From the records, pick out and copy each line containing "ffffff".

>> START Data

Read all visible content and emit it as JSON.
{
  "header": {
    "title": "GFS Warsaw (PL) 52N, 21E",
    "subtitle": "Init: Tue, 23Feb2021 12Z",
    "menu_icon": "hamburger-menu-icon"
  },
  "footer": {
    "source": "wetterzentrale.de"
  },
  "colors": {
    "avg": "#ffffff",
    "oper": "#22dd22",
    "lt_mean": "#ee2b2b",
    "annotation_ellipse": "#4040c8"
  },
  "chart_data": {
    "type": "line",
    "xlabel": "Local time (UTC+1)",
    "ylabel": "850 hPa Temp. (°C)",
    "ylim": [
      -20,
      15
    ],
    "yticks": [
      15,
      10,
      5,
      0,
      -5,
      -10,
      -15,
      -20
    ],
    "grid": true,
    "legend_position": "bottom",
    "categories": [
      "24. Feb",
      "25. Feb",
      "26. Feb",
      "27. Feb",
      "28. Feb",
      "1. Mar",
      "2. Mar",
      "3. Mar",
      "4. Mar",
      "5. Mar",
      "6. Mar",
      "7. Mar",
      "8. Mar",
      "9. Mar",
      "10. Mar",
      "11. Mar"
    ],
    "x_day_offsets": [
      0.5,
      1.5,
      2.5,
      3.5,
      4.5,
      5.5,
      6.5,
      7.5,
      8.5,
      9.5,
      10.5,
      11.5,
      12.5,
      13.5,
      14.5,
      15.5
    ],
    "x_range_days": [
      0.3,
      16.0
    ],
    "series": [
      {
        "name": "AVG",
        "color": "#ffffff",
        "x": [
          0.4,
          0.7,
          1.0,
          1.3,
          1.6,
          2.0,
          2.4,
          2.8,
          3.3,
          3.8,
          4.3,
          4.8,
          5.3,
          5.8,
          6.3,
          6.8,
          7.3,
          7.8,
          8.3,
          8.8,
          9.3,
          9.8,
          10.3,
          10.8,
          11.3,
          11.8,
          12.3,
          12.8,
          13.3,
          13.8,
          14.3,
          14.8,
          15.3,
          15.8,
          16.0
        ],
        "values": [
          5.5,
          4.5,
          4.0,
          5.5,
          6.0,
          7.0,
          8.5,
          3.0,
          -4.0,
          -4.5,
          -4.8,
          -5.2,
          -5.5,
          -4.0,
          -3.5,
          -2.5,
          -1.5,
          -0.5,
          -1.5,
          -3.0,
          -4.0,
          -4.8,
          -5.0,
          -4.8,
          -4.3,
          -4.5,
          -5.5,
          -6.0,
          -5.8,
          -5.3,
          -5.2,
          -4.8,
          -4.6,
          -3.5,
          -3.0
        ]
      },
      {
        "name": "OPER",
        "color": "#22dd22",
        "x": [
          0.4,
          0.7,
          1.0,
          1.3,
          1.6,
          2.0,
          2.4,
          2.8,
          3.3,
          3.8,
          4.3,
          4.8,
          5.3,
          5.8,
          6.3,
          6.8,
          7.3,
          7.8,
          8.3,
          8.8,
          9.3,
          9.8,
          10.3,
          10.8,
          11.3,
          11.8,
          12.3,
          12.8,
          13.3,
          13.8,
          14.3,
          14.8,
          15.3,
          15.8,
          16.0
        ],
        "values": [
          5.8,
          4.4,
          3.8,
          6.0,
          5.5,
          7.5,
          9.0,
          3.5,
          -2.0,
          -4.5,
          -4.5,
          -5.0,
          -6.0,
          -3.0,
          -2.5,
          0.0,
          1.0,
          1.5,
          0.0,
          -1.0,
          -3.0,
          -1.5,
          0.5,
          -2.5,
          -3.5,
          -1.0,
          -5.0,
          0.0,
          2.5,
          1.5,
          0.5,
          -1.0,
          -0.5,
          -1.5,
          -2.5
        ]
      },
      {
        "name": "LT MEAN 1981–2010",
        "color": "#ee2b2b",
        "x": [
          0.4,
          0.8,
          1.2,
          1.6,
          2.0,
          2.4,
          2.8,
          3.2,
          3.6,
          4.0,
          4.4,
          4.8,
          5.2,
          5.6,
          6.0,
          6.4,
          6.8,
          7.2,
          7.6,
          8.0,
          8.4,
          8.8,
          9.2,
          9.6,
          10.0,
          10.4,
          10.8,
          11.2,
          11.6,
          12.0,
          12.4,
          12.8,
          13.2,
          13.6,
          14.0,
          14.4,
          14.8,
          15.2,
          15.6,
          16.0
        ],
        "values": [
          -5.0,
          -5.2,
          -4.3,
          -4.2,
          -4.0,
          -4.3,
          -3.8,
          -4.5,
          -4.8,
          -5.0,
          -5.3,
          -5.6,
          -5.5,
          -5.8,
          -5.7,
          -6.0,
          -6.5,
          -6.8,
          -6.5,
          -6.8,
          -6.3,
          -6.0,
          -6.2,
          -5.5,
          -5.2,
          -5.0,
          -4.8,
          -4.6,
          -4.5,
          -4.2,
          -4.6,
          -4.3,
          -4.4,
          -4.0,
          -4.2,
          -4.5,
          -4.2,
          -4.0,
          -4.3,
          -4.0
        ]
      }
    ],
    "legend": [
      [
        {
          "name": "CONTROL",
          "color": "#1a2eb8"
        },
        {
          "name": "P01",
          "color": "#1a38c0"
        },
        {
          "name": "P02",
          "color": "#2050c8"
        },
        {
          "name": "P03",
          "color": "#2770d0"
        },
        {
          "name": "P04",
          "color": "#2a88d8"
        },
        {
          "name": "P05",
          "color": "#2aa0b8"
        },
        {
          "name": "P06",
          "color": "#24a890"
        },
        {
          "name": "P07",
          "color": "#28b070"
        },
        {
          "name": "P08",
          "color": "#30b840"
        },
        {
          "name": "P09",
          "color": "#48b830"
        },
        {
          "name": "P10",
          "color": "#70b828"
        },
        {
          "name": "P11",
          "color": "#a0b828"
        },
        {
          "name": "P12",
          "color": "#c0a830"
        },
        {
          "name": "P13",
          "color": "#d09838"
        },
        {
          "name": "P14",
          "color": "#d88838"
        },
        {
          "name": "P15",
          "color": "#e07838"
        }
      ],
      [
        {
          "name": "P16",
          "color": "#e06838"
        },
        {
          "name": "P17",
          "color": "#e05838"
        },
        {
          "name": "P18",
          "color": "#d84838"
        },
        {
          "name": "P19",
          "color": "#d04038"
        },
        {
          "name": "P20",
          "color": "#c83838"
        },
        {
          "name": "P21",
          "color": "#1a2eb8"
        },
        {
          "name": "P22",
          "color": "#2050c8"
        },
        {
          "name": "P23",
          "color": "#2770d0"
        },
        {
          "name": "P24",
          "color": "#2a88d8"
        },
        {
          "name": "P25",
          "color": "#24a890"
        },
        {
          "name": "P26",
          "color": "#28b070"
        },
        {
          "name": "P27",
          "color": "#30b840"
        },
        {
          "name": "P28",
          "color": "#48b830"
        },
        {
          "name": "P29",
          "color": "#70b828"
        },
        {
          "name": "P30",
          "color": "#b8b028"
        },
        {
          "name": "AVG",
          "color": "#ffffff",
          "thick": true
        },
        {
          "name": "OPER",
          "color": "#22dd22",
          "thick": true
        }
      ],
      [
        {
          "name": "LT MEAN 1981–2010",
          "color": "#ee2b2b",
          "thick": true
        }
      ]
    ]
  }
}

>> END Data

Solution:
    "avg": "#ffffff",
        "color": "#ffffff",
          "color": "#ffffff",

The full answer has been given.